-- Start --

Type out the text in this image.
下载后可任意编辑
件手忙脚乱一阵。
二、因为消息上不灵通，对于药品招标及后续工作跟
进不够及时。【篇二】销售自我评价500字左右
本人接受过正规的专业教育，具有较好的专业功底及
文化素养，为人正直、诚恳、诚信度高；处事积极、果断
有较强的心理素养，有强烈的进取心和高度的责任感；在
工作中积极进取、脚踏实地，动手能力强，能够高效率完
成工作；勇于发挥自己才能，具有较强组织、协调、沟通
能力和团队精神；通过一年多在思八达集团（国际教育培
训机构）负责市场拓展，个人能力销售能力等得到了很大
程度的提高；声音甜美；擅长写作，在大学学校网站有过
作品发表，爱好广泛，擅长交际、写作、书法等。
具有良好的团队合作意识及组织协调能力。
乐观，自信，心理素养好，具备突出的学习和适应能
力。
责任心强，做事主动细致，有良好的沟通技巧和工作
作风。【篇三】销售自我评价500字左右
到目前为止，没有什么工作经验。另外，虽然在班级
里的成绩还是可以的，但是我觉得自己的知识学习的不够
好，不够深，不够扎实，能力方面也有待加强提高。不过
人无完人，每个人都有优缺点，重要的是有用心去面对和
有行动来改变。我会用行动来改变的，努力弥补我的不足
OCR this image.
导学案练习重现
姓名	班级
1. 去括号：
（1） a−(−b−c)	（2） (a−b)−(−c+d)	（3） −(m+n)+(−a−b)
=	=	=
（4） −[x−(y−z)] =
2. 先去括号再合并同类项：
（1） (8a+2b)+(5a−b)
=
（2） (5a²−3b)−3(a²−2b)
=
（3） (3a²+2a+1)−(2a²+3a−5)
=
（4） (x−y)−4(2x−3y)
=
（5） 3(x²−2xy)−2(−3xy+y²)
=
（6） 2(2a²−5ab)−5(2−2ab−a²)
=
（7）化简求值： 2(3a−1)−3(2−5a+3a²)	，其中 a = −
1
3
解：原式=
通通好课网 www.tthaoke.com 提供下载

-- End --

What you have to do: Please extract exactly, and only, the lines from the line containing "OCR this image." through the last line of the records.

Task result:
OCR this image.
导学案练习重现
姓名	班级
1. 去括号：
（1） a−(−b−c)	（2） (a−b)−(−c+d)	（3） −(m+n)+(−a−b)
=	=	=
（4） −[x−(y−z)] =
2. 先去括号再合并同类项：
（1） (8a+2b)+(5a−b)
=
（2） (5a²−3b)−3(a²−2b)
=
（3） (3a²+2a+1)−(2a²+3a−5)
=
（4） (x−y)−4(2x−3y)
=
（5） 3(x²−2xy)−2(−3xy+y²)
=
（6） 2(2a²−5ab)−5(2−2ab−a²)
=
（7）化简求值： 2(3a−1)−3(2−5a+3a²)	，其中 a = −
1
3
解：原式=
通通好课网 www.tthaoke.com 提供下载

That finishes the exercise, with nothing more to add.